TASK DESCRIPTION
Retype the data that follows exactly. No pictures belong in the copy.

(Source records)
▼

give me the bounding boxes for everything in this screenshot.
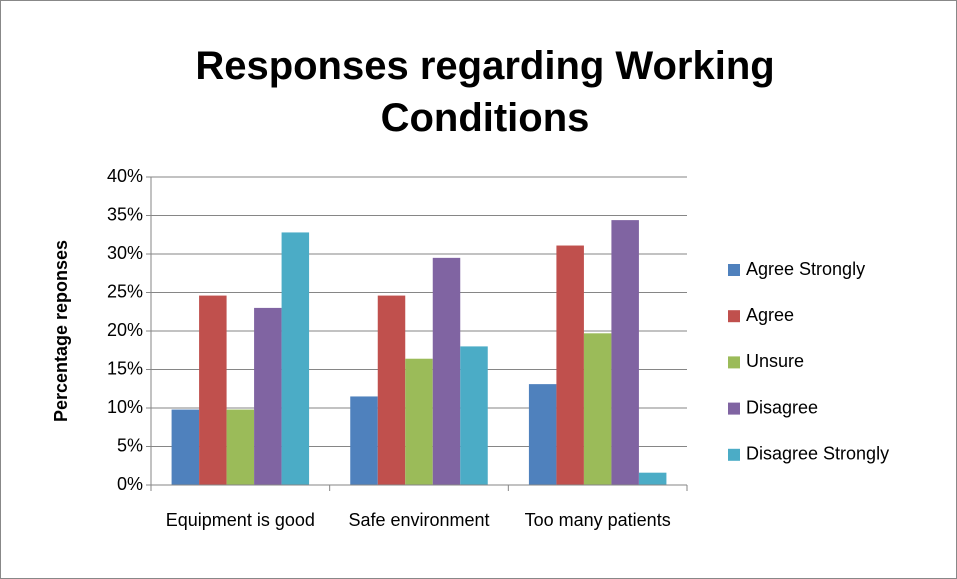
bar	[583, 333, 612, 485]
bar	[405, 358, 433, 485]
legend-swatch	[728, 264, 740, 276]
bar	[281, 232, 310, 485]
y-tick-label: 20%	[107, 320, 143, 340]
bar	[254, 307, 282, 485]
bar	[432, 257, 461, 485]
bar	[611, 220, 639, 485]
legend-swatch	[728, 310, 740, 323]
legend-label: Disagree Strongly	[746, 444, 889, 464]
legend-swatch	[728, 448, 740, 461]
y-tick-label: 0%	[117, 474, 143, 494]
bar	[199, 295, 227, 485]
y-tick-label: 30%	[107, 243, 143, 263]
chart-title: Responses regarding Working Conditions	[195, 44, 775, 140]
y-tick-label: 5%	[117, 435, 143, 455]
legend-label: Agree Strongly	[746, 259, 865, 279]
y-tick-label: 25%	[107, 281, 143, 301]
legend-label: Agree	[746, 305, 794, 325]
bar	[460, 346, 488, 485]
legend-swatch	[728, 356, 740, 369]
y-tick-label: 10%	[107, 397, 143, 417]
x-tick-label: Safe environment	[348, 510, 490, 530]
bar	[528, 384, 557, 485]
bar	[638, 472, 667, 485]
y-tick-label: 15%	[107, 358, 143, 378]
x-tick-label: Too many patients	[524, 510, 671, 530]
bar	[226, 409, 255, 485]
x-tick-label: Equipment is good	[165, 510, 315, 530]
bar	[171, 409, 200, 485]
bar	[377, 295, 406, 485]
y-axis-label: Percentage reponses	[51, 240, 71, 422]
legend-swatch	[728, 402, 740, 415]
bar	[556, 245, 584, 485]
y-tick-label: 40%	[107, 166, 143, 186]
legend-label: Unsure	[746, 351, 804, 371]
legend-label: Disagree	[746, 397, 818, 417]
bar	[350, 396, 378, 485]
y-tick-label: 35%	[107, 204, 143, 224]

▲

SOLUTION FOR THIS TASK
give me the bounding boxes for everything in this screenshot.
bar	[583, 333, 612, 485]
bar	[405, 358, 433, 485]
legend-swatch	[728, 264, 740, 276]
bar	[281, 232, 310, 485]
y-tick-label: 20%	[107, 320, 143, 340]
bar	[254, 307, 282, 485]
bar	[432, 257, 461, 485]
bar	[611, 220, 639, 485]
legend-swatch	[728, 310, 740, 323]
legend-label: Disagree Strongly	[746, 444, 889, 464]
legend-swatch	[728, 448, 740, 461]
y-tick-label: 0%	[117, 474, 143, 494]
bar	[199, 295, 227, 485]
y-tick-label: 30%	[107, 243, 143, 263]
chart-title: Responses regarding Working Conditions	[195, 44, 775, 140]
y-tick-label: 5%	[117, 435, 143, 455]
legend-label: Agree Strongly	[746, 259, 865, 279]
y-tick-label: 25%	[107, 281, 143, 301]
legend-label: Agree	[746, 305, 794, 325]
bar	[460, 346, 488, 485]
legend-swatch	[728, 356, 740, 369]
y-tick-label: 10%	[107, 397, 143, 417]
x-tick-label: Safe environment	[348, 510, 490, 530]
bar	[528, 384, 557, 485]
bar	[638, 472, 667, 485]
y-tick-label: 15%	[107, 358, 143, 378]
x-tick-label: Too many patients	[524, 510, 671, 530]
bar	[226, 409, 255, 485]
x-tick-label: Equipment is good	[165, 510, 315, 530]
bar	[171, 409, 200, 485]
bar	[377, 295, 406, 485]
y-axis-label: Percentage reponses	[51, 240, 71, 422]
legend-swatch	[728, 402, 740, 415]
bar	[556, 245, 584, 485]
y-tick-label: 40%	[107, 166, 143, 186]
legend-label: Unsure	[746, 351, 804, 371]
legend-label: Disagree	[746, 397, 818, 417]
bar	[350, 396, 378, 485]
y-tick-label: 35%	[107, 204, 143, 224]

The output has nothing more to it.